Class of Australian 2-6-0 locomotives

The Z24 class (formerly B55 class) is a two-cylinder, non-condensing, saturated 2-6-0 ‘ Mogul‘ type steam engine built by Dübs & Company for the New South Wales Government Railways of Australia.

==Order==
Following the success of the B205 class, in 1889 the New South Wales Government Railways ordered an additional 25 locomotives of a basically similar design from Dübs & Company. These locomotives had a deeper firebox, steel cab and weighed an extra nine tonnes. They were pooled with the B205 class in general working. The first locomotive entered traffic on 10 March 1891 and all were in service by August that year.

==Operation==
They took a generally unobtrusive part in main line goods traffic until displaced by the D50/D53/D55 class locomotives. They then moved on to branch lines until displaced by the C30T class locomotives which arrived in the mid-1920s.

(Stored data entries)
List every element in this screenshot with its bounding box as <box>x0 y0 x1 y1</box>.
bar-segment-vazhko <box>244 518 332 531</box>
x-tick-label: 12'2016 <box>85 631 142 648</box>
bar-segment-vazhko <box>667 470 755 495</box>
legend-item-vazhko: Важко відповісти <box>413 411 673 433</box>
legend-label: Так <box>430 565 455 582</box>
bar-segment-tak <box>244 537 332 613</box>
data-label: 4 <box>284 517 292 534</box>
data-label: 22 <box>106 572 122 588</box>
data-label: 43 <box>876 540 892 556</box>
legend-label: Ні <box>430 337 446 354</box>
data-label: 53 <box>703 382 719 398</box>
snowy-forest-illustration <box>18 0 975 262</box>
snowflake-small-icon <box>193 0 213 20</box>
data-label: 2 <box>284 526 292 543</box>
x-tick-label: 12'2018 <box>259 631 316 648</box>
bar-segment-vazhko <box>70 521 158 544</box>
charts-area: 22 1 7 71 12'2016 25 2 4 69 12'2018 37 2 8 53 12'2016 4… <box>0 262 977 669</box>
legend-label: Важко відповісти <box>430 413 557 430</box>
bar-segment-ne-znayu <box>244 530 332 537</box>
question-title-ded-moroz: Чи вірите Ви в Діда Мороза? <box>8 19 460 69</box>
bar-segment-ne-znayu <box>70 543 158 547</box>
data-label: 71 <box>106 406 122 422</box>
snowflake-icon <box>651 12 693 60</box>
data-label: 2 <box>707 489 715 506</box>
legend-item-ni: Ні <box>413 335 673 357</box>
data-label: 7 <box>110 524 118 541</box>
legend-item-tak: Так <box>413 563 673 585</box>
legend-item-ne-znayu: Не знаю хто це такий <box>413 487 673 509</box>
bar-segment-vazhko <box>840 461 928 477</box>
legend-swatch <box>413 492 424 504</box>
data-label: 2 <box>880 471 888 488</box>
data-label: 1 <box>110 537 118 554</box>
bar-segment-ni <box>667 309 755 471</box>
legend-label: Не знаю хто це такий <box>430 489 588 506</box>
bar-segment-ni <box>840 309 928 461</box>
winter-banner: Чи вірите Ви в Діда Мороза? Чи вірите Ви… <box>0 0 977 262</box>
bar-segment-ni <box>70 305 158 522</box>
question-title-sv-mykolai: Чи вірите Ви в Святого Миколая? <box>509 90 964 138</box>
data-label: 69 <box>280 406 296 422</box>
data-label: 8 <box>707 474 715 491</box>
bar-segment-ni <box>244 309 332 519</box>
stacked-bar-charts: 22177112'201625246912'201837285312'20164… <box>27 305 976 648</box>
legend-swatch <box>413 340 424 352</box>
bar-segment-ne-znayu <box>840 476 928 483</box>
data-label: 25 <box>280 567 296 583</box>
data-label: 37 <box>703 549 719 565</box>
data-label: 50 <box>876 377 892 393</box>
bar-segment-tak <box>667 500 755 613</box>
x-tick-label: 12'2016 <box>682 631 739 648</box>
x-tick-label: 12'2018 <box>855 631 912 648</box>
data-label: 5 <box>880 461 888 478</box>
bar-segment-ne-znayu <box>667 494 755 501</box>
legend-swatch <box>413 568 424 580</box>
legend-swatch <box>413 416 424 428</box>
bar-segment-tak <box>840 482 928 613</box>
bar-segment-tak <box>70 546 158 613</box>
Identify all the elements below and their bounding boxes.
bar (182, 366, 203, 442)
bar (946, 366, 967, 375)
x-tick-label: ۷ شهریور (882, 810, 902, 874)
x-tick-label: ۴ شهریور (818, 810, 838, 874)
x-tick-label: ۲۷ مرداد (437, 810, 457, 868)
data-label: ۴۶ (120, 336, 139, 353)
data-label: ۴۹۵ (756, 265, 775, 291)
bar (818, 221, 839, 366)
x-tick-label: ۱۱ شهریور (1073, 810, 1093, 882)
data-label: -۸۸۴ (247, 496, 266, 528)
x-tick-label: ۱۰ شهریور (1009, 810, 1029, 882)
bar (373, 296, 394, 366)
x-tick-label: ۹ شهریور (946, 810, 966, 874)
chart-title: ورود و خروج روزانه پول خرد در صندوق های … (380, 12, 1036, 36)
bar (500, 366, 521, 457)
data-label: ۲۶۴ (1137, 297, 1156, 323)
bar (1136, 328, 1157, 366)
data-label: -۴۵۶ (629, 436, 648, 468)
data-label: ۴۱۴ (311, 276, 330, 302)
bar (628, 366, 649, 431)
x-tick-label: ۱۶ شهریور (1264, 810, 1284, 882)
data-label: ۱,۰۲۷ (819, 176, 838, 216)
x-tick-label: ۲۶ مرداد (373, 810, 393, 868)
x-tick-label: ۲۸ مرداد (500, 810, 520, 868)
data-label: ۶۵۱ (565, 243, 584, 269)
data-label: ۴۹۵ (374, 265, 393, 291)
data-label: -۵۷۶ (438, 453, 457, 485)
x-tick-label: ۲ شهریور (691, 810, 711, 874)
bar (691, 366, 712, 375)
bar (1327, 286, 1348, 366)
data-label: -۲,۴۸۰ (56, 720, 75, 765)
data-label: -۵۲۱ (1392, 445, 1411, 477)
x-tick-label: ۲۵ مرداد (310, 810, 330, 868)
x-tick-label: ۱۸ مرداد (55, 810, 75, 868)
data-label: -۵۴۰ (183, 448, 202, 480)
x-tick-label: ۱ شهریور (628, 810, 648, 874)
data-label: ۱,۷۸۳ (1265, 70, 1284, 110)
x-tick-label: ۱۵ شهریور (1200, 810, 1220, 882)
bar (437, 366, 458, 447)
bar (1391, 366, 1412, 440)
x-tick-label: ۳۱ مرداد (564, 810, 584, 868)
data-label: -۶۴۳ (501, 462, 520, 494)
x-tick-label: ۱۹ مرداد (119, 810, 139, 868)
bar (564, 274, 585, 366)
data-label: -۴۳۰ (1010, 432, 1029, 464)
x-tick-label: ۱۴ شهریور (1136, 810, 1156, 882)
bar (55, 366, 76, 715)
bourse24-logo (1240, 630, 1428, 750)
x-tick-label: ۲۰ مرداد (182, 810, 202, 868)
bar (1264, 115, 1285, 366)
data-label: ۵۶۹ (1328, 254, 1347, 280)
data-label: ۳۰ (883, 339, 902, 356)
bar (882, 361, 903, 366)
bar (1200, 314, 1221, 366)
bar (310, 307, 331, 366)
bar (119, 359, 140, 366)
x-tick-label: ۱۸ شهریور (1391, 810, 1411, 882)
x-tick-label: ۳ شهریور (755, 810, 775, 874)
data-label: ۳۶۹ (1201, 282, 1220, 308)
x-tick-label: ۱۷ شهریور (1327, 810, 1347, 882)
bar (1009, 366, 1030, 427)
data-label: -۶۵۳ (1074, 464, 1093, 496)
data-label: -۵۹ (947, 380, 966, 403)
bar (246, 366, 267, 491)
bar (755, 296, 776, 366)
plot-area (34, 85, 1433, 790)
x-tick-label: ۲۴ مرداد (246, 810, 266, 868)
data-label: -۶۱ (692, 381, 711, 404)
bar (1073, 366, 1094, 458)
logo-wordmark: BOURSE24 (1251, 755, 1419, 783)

### What the task asks:
Condense the paragraph of the Z24 class text that begins "Following the success of the B205 class" into a bulleted list that keeps its main facts.

### Solution for this task:
- In 1889, after the success of the B205 class, the New South Wales Government Railways ordered 25 more locomotives of a basically similar design from Dübs & Company.
- Compared with the B205 class, they had a deeper firebox and a steel cab and weighed nine tonnes more.
- They were pooled with the B205 class in general working.
- The first entered traffic on 10 March 1891, and all were in service by August that year.